*REQUIREMENTS*. The entries below should be transcribed in their entirety, exactly as written.

*RECORDS SUPPLIED*.
☆ ☆ ☆ ☆

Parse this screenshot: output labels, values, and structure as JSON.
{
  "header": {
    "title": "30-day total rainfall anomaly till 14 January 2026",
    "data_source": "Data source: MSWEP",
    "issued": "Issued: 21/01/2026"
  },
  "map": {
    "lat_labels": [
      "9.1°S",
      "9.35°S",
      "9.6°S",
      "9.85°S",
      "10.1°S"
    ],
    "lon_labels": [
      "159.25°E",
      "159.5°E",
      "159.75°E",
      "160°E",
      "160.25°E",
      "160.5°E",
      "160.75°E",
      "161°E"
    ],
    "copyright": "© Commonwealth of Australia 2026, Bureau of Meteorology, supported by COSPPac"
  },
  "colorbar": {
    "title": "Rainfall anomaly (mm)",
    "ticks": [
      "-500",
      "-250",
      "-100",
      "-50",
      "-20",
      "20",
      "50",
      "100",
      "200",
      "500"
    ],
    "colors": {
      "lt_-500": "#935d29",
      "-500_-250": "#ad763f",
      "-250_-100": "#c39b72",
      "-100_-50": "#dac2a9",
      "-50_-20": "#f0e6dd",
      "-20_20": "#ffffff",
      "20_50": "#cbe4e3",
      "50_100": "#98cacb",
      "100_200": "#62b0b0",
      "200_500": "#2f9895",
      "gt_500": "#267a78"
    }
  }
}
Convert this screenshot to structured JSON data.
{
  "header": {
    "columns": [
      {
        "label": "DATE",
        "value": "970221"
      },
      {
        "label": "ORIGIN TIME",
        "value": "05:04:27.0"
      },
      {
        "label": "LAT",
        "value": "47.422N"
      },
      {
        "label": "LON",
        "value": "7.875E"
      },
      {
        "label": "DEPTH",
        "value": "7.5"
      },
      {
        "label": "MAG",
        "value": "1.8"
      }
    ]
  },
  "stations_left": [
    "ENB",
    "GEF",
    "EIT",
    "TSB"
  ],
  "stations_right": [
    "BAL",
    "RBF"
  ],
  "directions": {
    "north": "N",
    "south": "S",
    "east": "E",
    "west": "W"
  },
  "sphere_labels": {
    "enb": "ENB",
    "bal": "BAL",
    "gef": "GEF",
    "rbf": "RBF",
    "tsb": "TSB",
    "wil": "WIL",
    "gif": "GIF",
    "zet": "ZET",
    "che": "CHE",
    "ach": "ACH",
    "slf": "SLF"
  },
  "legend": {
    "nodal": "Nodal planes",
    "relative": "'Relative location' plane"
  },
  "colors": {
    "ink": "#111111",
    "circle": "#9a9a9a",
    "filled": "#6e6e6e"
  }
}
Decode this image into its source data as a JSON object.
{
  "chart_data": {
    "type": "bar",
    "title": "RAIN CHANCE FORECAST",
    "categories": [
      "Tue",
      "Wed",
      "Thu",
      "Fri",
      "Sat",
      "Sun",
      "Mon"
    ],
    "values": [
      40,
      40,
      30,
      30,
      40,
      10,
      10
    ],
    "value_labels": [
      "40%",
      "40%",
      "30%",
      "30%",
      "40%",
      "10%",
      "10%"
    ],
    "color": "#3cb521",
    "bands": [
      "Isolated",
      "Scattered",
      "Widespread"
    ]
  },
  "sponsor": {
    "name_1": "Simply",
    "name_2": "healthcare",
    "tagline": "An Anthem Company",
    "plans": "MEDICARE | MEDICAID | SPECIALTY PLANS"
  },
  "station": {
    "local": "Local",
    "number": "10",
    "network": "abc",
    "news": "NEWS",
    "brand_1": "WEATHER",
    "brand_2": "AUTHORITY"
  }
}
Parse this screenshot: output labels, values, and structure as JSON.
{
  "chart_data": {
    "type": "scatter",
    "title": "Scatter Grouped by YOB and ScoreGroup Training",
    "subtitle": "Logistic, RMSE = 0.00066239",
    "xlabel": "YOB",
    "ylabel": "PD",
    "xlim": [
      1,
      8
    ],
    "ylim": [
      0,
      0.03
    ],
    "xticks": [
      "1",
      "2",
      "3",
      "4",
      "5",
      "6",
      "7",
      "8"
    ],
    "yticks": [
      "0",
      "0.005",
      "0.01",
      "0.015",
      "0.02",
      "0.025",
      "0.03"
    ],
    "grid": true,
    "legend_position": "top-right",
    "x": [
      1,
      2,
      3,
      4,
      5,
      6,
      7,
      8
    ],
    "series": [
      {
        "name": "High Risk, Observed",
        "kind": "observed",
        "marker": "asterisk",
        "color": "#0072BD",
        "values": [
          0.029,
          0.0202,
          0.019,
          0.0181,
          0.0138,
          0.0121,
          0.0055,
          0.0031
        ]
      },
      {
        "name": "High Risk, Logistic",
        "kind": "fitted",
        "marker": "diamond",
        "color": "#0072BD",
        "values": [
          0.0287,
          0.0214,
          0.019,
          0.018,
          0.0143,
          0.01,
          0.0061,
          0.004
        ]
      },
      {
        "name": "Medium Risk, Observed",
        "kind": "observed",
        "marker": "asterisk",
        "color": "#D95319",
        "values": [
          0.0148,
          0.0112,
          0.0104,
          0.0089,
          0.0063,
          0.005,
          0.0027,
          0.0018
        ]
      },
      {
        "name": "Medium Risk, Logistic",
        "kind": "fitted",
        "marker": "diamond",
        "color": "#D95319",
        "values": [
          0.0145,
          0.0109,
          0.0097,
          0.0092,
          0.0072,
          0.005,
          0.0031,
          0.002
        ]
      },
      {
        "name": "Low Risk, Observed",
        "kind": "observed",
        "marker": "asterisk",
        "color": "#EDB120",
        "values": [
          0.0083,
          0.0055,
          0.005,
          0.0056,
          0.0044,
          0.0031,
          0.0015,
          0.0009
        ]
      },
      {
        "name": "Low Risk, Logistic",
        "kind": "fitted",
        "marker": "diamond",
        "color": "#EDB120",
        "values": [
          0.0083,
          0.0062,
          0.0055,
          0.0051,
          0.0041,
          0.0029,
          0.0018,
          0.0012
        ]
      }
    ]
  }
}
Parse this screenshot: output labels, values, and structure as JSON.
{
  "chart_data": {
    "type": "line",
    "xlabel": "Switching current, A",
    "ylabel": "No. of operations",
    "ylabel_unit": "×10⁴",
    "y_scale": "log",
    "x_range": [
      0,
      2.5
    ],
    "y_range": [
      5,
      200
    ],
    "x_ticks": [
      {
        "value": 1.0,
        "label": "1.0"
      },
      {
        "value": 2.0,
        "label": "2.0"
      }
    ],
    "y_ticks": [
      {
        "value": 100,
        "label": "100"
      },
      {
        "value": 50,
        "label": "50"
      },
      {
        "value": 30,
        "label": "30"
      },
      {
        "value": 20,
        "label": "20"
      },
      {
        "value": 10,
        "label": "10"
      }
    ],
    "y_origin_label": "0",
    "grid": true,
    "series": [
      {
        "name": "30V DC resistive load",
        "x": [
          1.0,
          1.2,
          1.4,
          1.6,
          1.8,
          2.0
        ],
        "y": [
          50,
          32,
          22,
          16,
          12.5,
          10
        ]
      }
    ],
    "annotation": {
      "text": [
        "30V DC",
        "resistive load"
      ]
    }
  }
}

☆ ☆ ☆ ☆

*THE RESPONSE*.
Parse this screenshot: output labels, values, and structure as JSON.
{
  "header": {
    "title": "30-day total rainfall anomaly till 14 January 2026",
    "data_source": "Data source: MSWEP",
    "issued": "Issued: 21/01/2026"
  },
  "map": {
    "lat_labels": [
      "9.1°S",
      "9.35°S",
      "9.6°S",
      "9.85°S",
      "10.1°S"
    ],
    "lon_labels": [
      "159.25°E",
      "159.5°E",
      "159.75°E",
      "160°E",
      "160.25°E",
      "160.5°E",
      "160.75°E",
      "161°E"
    ],
    "copyright": "© Commonwealth of Australia 2026, Bureau of Meteorology, supported by COSPPac"
  },
  "colorbar": {
    "title": "Rainfall anomaly (mm)",
    "ticks": [
      "-500",
      "-250",
      "-100",
      "-50",
      "-20",
      "20",
      "50",
      "100",
      "200",
      "500"
    ],
    "colors": {
      "lt_-500": "#935d29",
      "-500_-250": "#ad763f",
      "-250_-100": "#c39b72",
      "-100_-50": "#dac2a9",
      "-50_-20": "#f0e6dd",
      "-20_20": "#ffffff",
      "20_50": "#cbe4e3",
      "50_100": "#98cacb",
      "100_200": "#62b0b0",
      "200_500": "#2f9895",
      "gt_500": "#267a78"
    }
  }
}
Convert this screenshot to structured JSON data.
{
  "header": {
    "columns": [
      {
        "label": "DATE",
        "value": "970221"
      },
      {
        "label": "ORIGIN TIME",
        "value": "05:04:27.0"
      },
      {
        "label": "LAT",
        "value": "47.422N"
      },
      {
        "label": "LON",
        "value": "7.875E"
      },
      {
        "label": "DEPTH",
        "value": "7.5"
      },
      {
        "label": "MAG",
        "value": "1.8"
      }
    ]
  },
  "stations_left": [
    "ENB",
    "GEF",
    "EIT",
    "TSB"
  ],
  "stations_right": [
    "BAL",
    "RBF"
  ],
  "directions": {
    "north": "N",
    "south": "S",
    "east": "E",
    "west": "W"
  },
  "sphere_labels": {
    "enb": "ENB",
    "bal": "BAL",
    "gef": "GEF",
    "rbf": "RBF",
    "tsb": "TSB",
    "wil": "WIL",
    "gif": "GIF",
    "zet": "ZET",
    "che": "CHE",
    "ach": "ACH",
    "slf": "SLF"
  },
  "legend": {
    "nodal": "Nodal planes",
    "relative": "'Relative location' plane"
  },
  "colors": {
    "ink": "#111111",
    "circle": "#9a9a9a",
    "filled": "#6e6e6e"
  }
}
Decode this image into its source data as a JSON object.
{
  "chart_data": {
    "type": "bar",
    "title": "RAIN CHANCE FORECAST",
    "categories": [
      "Tue",
      "Wed",
      "Thu",
      "Fri",
      "Sat",
      "Sun",
      "Mon"
    ],
    "values": [
      40,
      40,
      30,
      30,
      40,
      10,
      10
    ],
    "value_labels": [
      "40%",
      "40%",
      "30%",
      "30%",
      "40%",
      "10%",
      "10%"
    ],
    "color": "#3cb521",
    "bands": [
      "Isolated",
      "Scattered",
      "Widespread"
    ]
  },
  "sponsor": {
    "name_1": "Simply",
    "name_2": "healthcare",
    "tagline": "An Anthem Company",
    "plans": "MEDICARE | MEDICAID | SPECIALTY PLANS"
  },
  "station": {
    "local": "Local",
    "number": "10",
    "network": "abc",
    "news": "NEWS",
    "brand_1": "WEATHER",
    "brand_2": "AUTHORITY"
  }
}
Parse this screenshot: output labels, values, and structure as JSON.
{
  "chart_data": {
    "type": "scatter",
    "title": "Scatter Grouped by YOB and ScoreGroup Training",
    "subtitle": "Logistic, RMSE = 0.00066239",
    "xlabel": "YOB",
    "ylabel": "PD",
    "xlim": [
      1,
      8
    ],
    "ylim": [
      0,
      0.03
    ],
    "xticks": [
      "1",
      "2",
      "3",
      "4",
      "5",
      "6",
      "7",
      "8"
    ],
    "yticks": [
      "0",
      "0.005",
      "0.01",
      "0.015",
      "0.02",
      "0.025",
      "0.03"
    ],
    "grid": true,
    "legend_position": "top-right",
    "x": [
      1,
      2,
      3,
      4,
      5,
      6,
      7,
      8
    ],
    "series": [
      {
        "name": "High Risk, Observed",
        "kind": "observed",
        "marker": "asterisk",
        "color": "#0072BD",
        "values": [
          0.029,
          0.0202,
          0.019,
          0.0181,
          0.0138,
          0.0121,
          0.0055,
          0.0031
        ]
      },
      {
        "name": "High Risk, Logistic",
        "kind": "fitted",
        "marker": "diamond",
        "color": "#0072BD",
        "values": [
          0.0287,
          0.0214,
          0.019,
          0.018,
          0.0143,
          0.01,
          0.0061,
          0.004
        ]
      },
      {
        "name": "Medium Risk, Observed",
        "kind": "observed",
        "marker": "asterisk",
        "color": "#D95319",
        "values": [
          0.0148,
          0.0112,
          0.0104,
          0.0089,
          0.0063,
          0.005,
          0.0027,
          0.0018
        ]
      },
      {
        "name": "Medium Risk, Logistic",
        "kind": "fitted",
        "marker": "diamond",
        "color": "#D95319",
        "values": [
          0.0145,
          0.0109,
          0.0097,
          0.0092,
          0.0072,
          0.005,
          0.0031,
          0.002
        ]
      },
      {
        "name": "Low Risk, Observed",
        "kind": "observed",
        "marker": "asterisk",
        "color": "#EDB120",
        "values": [
          0.0083,
          0.0055,
          0.005,
          0.0056,
          0.0044,
          0.0031,
          0.0015,
          0.0009
        ]
      },
      {
        "name": "Low Risk, Logistic",
        "kind": "fitted",
        "marker": "diamond",
        "color": "#EDB120",
        "values": [
          0.0083,
          0.0062,
          0.0055,
          0.0051,
          0.0041,
          0.0029,
          0.0018,
          0.0012
        ]
      }
    ]
  }
}
Parse this screenshot: output labels, values, and structure as JSON.
{
  "chart_data": {
    "type": "line",
    "xlabel": "Switching current, A",
    "ylabel": "No. of operations",
    "ylabel_unit": "×10⁴",
    "y_scale": "log",
    "x_range": [
      0,
      2.5
    ],
    "y_range": [
      5,
      200
    ],
    "x_ticks": [
      {
        "value": 1.0,
        "label": "1.0"
      },
      {
        "value": 2.0,
        "label": "2.0"
      }
    ],
    "y_ticks": [
      {
        "value": 100,
        "label": "100"
      },
      {
        "value": 50,
        "label": "50"
      },
      {
        "value": 30,
        "label": "30"
      },
      {
        "value": 20,
        "label": "20"
      },
      {
        "value": 10,
        "label": "10"
      }
    ],
    "y_origin_label": "0",
    "grid": true,
    "series": [
      {
        "name": "30V DC resistive load",
        "x": [
          1.0,
          1.2,
          1.4,
          1.6,
          1.8,
          2.0
        ],
        "y": [
          50,
          32,
          22,
          16,
          12.5,
          10
        ]
      }
    ],
    "annotation": {
      "text": [
        "30V DC",
        "resistive load"
      ]
    }
  }
}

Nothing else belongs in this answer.